[Extracted data entries]
---

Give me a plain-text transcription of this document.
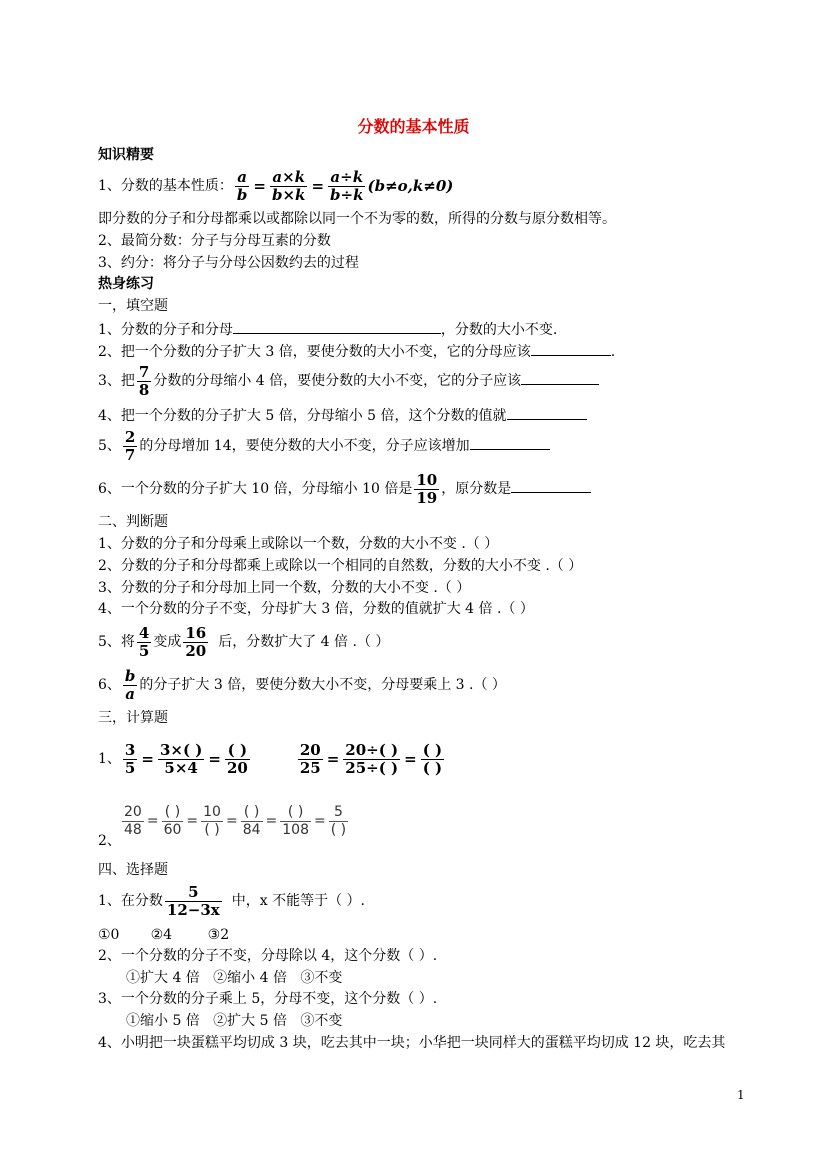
分数的基本性质
知识精要
1、分数的基本性质： $\frac{a}{b} = \frac{a\times k}{b\times k} = \frac{a\div k}{b\div k} (b\ne o,k\ne 0)$
即分数的分子和分母都乘以或都除以同一个不为零的数，所得的分数与原分数相等。
2、最简分数：分子与分母互素的分数
3、约分：将分子与分母公因数约去的过程
热身练习
一，填空题
1、分数的分子和分母	，分数的大小不变.
2、把一个分数的分子扩大 3 倍，要使分数的大小不变，它的分母应该	.
3、把 $\frac{7}{8}$ 分数的分母缩小 4 倍，要使分数的大小不变，它的分子应该
4、把一个分数的分子扩大 5 倍，分母缩小 5 倍，这个分数的值就
5、 $\frac{2}{7}$ 的分母增加 14，要使分数的大小不变，分子应该增加
6、一个分数的分子扩大 10 倍，分母缩小 10 倍是 $\frac{10}{19}$ ，原分数是
二、判断题
1、分数的分子和分母乘上或除以一个数，分数的大小不变 .（ ）
2、分数的分子和分母都乘上或除以一个相同的自然数，分数的大小不变 .（ ）
3、分数的分子和分母加上同一个数，分数的大小不变 .（ ）
4、一个分数的分子不变，分母扩大 3 倍，分数的值就扩大 4 倍 .（ ）
5、将 $\frac{4}{5}$ 变成 $\frac{16}{20}$ 后，分数扩大了 4 倍 .（ ）
6、 $\frac{b}{a}$ 的分子扩大 3 倍，要使分数大小不变，分母要乘上 3 .（ ）
三，计算题
1、 $\frac{3}{5} = \frac{3\times( )}{5\times 4} = \frac{( )}{20}$	$\frac{20}{25} = \frac{20\div( )}{25\div( )} = \frac{( )}{( )}$
$\frac{20}{48} = \frac{( )}{60} = \frac{10}{( )} = \frac{( )}{84} = \frac{( )}{108} = \frac{5}{( )}$
2、
四、选择题
1、在分数 $\frac{5}{12-3x}$ 中，x 不能等于（ ）.
①0       ②4        ③2
2、一个分数的分子不变，分母除以 4，这个分数（ ）.
①扩大 4 倍   ②缩小 4 倍   ③不变
3、一个分数的分子乘上 5，分母不变，这个分数（ ）.
①缩小 5 倍   ②扩大 5 倍   ③不变
4、小明把一块蛋糕平均切成 3 块，吃去其中一块；小华把一块同样大的蛋糕平均切成 12 块，吃去其
1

---

Directions - Set down every record once more, word for word, without pictures.

Finished task -
Give me a plain-text transcription of this document.
分数的基本性质
知识精要
1、分数的基本性质： $\frac{a}{b} = \frac{a\times k}{b\times k} = \frac{a\div k}{b\div k} (b\ne o,k\ne 0)$
即分数的分子和分母都乘以或都除以同一个不为零的数，所得的分数与原分数相等。
2、最简分数：分子与分母互素的分数
3、约分：将分子与分母公因数约去的过程
热身练习
一，填空题
1、分数的分子和分母	，分数的大小不变.
2、把一个分数的分子扩大 3 倍，要使分数的大小不变，它的分母应该	.
3、把 $\frac{7}{8}$ 分数的分母缩小 4 倍，要使分数的大小不变，它的分子应该
4、把一个分数的分子扩大 5 倍，分母缩小 5 倍，这个分数的值就
5、 $\frac{2}{7}$ 的分母增加 14，要使分数的大小不变，分子应该增加
6、一个分数的分子扩大 10 倍，分母缩小 10 倍是 $\frac{10}{19}$ ，原分数是
二、判断题
1、分数的分子和分母乘上或除以一个数，分数的大小不变 .（ ）
2、分数的分子和分母都乘上或除以一个相同的自然数，分数的大小不变 .（ ）
3、分数的分子和分母加上同一个数，分数的大小不变 .（ ）
4、一个分数的分子不变，分母扩大 3 倍，分数的值就扩大 4 倍 .（ ）
5、将 $\frac{4}{5}$ 变成 $\frac{16}{20}$ 后，分数扩大了 4 倍 .（ ）
6、 $\frac{b}{a}$ 的分子扩大 3 倍，要使分数大小不变，分母要乘上 3 .（ ）
三，计算题
1、 $\frac{3}{5} = \frac{3\times( )}{5\times 4} = \frac{( )}{20}$	$\frac{20}{25} = \frac{20\div( )}{25\div( )} = \frac{( )}{( )}$
$\frac{20}{48} = \frac{( )}{60} = \frac{10}{( )} = \frac{( )}{84} = \frac{( )}{108} = \frac{5}{( )}$
2、
四、选择题
1、在分数 $\frac{5}{12-3x}$ 中，x 不能等于（ ）.
①0       ②4        ③2
2、一个分数的分子不变，分母除以 4，这个分数（ ）.
①扩大 4 倍   ②缩小 4 倍   ③不变
3、一个分数的分子乘上 5，分母不变，这个分数（ ）.
①缩小 5 倍   ②扩大 5 倍   ③不变
4、小明把一块蛋糕平均切成 3 块，吃去其中一块；小华把一块同样大的蛋糕平均切成 12 块，吃去其
1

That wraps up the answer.